* [Problem]
Quote the data below in full, minus the images.

* [Extracted data]
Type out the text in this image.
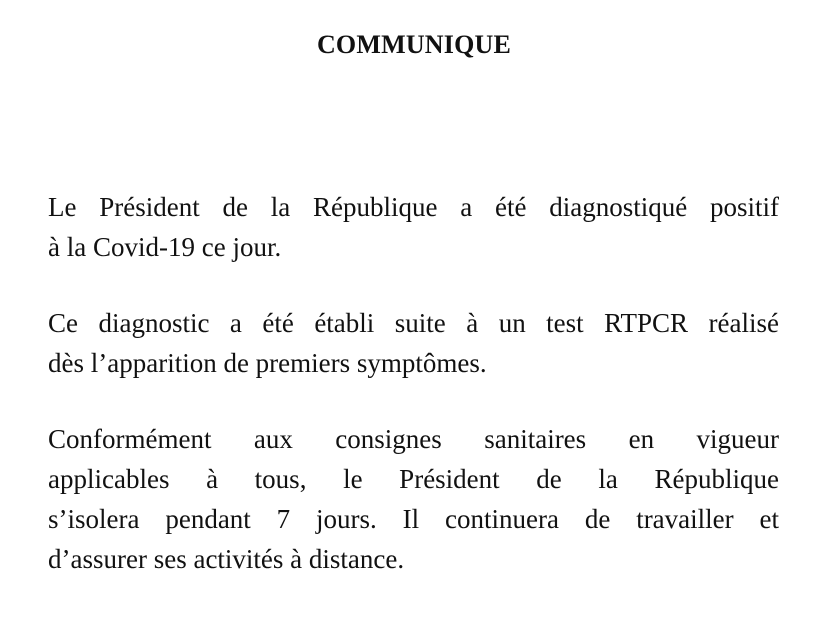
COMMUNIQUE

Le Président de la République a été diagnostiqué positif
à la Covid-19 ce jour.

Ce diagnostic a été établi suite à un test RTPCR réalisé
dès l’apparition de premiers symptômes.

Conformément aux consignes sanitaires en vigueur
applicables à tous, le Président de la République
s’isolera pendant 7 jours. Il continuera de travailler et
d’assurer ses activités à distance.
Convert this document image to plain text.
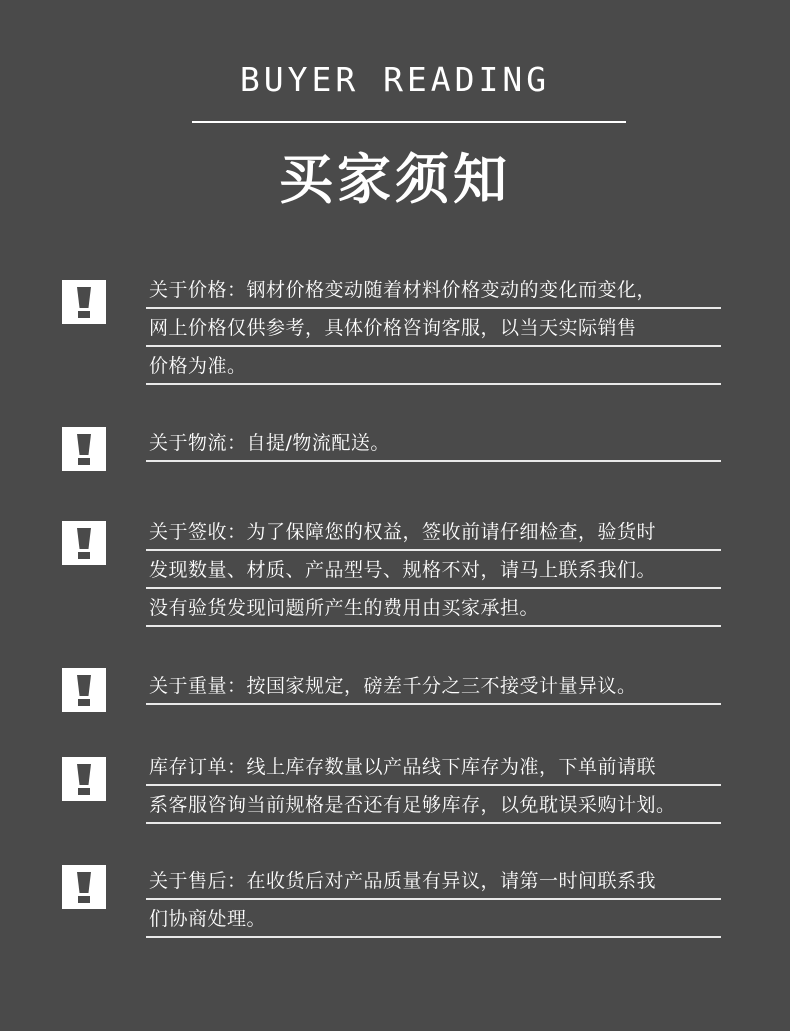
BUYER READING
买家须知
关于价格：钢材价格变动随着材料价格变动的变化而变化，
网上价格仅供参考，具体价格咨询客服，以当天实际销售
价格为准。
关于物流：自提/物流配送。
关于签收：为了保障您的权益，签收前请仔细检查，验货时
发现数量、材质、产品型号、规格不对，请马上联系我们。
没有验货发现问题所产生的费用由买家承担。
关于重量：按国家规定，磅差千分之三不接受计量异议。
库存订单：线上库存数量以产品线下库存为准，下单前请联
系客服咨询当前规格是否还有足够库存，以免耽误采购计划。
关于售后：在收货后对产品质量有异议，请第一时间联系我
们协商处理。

* [Result below]
Type out the text in this image.
COMMUNIQUE

Le Président de la République a été diagnostiqué positif
à la Covid-19 ce jour.

Ce diagnostic a été établi suite à un test RTPCR réalisé
dès l’apparition de premiers symptômes.

Conformément aux consignes sanitaires en vigueur
applicables à tous, le Président de la République
s’isolera pendant 7 jours. Il continuera de travailler et
d’assurer ses activités à distance.
Convert this document image to plain text.
BUYER READING
买家须知
关于价格：钢材价格变动随着材料价格变动的变化而变化，
网上价格仅供参考，具体价格咨询客服，以当天实际销售
价格为准。
关于物流：自提/物流配送。
关于签收：为了保障您的权益，签收前请仔细检查，验货时
发现数量、材质、产品型号、规格不对，请马上联系我们。
没有验货发现问题所产生的费用由买家承担。
关于重量：按国家规定，磅差千分之三不接受计量异议。
库存订单：线上库存数量以产品线下库存为准，下单前请联
系客服咨询当前规格是否还有足够库存，以免耽误采购计划。
关于售后：在收货后对产品质量有异议，请第一时间联系我
们协商处理。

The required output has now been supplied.